Scan the data below for the string "sous". Show every line where it turns up.

Supplied records:
##############################
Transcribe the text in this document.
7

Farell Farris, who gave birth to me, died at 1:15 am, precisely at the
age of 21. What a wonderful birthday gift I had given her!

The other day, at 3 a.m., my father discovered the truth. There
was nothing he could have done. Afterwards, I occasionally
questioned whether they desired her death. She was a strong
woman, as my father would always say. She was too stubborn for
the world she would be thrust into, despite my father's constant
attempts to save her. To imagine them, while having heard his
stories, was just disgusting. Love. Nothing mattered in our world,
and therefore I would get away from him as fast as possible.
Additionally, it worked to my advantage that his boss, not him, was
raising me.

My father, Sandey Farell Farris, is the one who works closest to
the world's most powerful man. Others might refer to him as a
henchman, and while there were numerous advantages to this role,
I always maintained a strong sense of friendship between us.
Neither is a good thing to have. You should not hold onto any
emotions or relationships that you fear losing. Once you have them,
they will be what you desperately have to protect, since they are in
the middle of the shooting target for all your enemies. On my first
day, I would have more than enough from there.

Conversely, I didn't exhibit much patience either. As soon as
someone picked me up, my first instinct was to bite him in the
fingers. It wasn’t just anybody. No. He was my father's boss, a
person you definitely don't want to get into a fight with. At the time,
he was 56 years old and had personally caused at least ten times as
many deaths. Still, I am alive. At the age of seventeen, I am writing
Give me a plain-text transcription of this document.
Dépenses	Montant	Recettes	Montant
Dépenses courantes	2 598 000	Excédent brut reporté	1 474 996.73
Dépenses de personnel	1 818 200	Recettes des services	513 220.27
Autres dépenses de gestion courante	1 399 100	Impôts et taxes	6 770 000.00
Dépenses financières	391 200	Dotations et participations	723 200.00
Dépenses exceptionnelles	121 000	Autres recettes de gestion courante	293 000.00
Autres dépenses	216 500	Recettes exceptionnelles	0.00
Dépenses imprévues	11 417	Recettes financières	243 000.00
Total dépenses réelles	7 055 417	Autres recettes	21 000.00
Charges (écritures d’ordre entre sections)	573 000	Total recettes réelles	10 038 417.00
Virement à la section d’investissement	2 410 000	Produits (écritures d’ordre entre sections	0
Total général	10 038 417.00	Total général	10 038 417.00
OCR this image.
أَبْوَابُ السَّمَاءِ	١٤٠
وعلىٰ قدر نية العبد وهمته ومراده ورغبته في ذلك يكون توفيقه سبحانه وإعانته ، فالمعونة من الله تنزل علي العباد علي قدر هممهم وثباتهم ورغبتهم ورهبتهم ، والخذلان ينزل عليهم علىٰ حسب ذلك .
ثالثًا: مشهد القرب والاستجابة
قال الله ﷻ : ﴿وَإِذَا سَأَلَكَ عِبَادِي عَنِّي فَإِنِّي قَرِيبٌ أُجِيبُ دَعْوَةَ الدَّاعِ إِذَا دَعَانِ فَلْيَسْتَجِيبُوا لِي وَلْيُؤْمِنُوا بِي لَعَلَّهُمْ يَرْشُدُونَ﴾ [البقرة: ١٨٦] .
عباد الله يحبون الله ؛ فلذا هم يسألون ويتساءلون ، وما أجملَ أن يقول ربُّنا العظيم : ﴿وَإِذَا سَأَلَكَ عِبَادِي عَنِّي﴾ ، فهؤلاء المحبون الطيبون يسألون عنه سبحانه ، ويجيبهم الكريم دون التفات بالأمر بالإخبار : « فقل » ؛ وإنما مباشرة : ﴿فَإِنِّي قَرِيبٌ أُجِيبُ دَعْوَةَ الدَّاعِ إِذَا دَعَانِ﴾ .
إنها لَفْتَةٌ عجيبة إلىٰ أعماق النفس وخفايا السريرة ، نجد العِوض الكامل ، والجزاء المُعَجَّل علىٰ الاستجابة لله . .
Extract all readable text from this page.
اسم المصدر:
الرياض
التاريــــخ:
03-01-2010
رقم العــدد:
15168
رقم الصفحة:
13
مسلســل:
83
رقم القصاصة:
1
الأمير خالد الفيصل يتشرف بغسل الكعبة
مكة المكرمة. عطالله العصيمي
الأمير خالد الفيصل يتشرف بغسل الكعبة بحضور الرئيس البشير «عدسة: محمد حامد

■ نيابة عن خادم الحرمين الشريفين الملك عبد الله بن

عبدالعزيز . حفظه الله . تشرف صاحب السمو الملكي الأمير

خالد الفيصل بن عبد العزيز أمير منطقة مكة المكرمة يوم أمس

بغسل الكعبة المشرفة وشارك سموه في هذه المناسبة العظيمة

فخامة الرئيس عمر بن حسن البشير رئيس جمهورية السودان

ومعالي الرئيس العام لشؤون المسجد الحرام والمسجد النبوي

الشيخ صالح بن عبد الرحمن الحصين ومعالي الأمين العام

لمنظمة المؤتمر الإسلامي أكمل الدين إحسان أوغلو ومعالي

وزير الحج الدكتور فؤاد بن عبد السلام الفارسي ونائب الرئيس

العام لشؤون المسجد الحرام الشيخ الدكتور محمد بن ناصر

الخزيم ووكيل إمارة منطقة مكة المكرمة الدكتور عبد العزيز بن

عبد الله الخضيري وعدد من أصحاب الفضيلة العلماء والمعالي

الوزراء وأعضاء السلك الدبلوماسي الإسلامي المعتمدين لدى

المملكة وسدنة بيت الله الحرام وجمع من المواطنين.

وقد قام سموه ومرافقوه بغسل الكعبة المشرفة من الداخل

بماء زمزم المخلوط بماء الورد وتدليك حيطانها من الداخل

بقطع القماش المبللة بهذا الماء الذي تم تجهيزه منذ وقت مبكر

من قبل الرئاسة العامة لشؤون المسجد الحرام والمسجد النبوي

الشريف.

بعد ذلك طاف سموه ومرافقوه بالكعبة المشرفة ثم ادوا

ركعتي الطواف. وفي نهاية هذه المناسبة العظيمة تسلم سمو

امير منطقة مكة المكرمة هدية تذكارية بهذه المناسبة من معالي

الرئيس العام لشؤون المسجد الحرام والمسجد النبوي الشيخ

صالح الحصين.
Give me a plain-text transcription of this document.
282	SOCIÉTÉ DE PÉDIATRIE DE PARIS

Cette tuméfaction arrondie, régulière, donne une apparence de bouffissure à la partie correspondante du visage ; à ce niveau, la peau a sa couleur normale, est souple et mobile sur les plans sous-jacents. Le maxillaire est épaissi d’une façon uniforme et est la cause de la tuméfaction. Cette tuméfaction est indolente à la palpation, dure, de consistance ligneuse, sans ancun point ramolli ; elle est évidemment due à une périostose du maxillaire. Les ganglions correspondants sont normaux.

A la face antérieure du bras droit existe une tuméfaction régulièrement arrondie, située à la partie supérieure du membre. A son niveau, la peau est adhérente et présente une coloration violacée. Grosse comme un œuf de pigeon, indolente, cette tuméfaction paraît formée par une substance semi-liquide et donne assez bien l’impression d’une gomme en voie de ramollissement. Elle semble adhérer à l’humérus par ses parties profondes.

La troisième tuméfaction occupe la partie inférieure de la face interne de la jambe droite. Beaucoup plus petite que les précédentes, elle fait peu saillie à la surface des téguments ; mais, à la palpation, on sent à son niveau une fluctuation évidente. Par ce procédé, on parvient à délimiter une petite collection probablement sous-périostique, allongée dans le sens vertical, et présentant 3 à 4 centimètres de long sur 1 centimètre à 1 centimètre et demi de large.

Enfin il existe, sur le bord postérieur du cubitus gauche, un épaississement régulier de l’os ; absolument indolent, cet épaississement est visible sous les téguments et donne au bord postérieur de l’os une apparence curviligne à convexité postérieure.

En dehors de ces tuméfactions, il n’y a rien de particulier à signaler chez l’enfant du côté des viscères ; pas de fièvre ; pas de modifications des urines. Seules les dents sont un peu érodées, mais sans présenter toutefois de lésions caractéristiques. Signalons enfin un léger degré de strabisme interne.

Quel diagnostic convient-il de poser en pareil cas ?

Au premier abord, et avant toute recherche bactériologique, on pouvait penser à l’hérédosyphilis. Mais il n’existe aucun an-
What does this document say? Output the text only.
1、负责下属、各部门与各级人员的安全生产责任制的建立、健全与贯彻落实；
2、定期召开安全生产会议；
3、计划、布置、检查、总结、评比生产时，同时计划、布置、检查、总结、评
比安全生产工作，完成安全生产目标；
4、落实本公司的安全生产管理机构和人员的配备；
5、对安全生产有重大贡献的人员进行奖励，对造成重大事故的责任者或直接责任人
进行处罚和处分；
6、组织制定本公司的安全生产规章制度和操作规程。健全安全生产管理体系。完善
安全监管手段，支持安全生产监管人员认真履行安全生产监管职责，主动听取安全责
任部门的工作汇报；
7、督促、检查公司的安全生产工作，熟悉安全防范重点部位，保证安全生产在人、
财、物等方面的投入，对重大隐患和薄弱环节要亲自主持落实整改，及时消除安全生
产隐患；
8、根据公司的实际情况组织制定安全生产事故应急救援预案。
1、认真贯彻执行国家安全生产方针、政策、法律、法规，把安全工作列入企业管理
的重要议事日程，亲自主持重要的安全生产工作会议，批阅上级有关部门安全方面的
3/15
##############################
Task response:
Cette tuméfaction arrondie, régulière, donne une apparence de bouffissure à la partie correspondante du visage ; à ce niveau, la peau a sa couleur normale, est souple et mobile sur les plans sous-jacents. Le maxillaire est épaissi d’une façon uniforme et est la cause de la tuméfaction. Cette tuméfaction est indolente à la palpation, dure, de consistance ligneuse, sans ancun point ramolli ; elle est évidemment due à une périostose du maxillaire. Les ganglions correspondants sont normaux.
La troisième tuméfaction occupe la partie inférieure de la face interne de la jambe droite. Beaucoup plus petite que les précédentes, elle fait peu saillie à la surface des téguments ; mais, à la palpation, on sent à son niveau une fluctuation évidente. Par ce procédé, on parvient à délimiter une petite collection probablement sous-périostique, allongée dans le sens vertical, et présentant 3 à 4 centimètres de long sur 1 centimètre à 1 centimètre et demi de large.
Enfin il existe, sur le bord postérieur du cubitus gauche, un épaississement régulier de l’os ; absolument indolent, cet épaississement est visible sous les téguments et donne au bord postérieur de l’os une apparence curviligne à convexité postérieure.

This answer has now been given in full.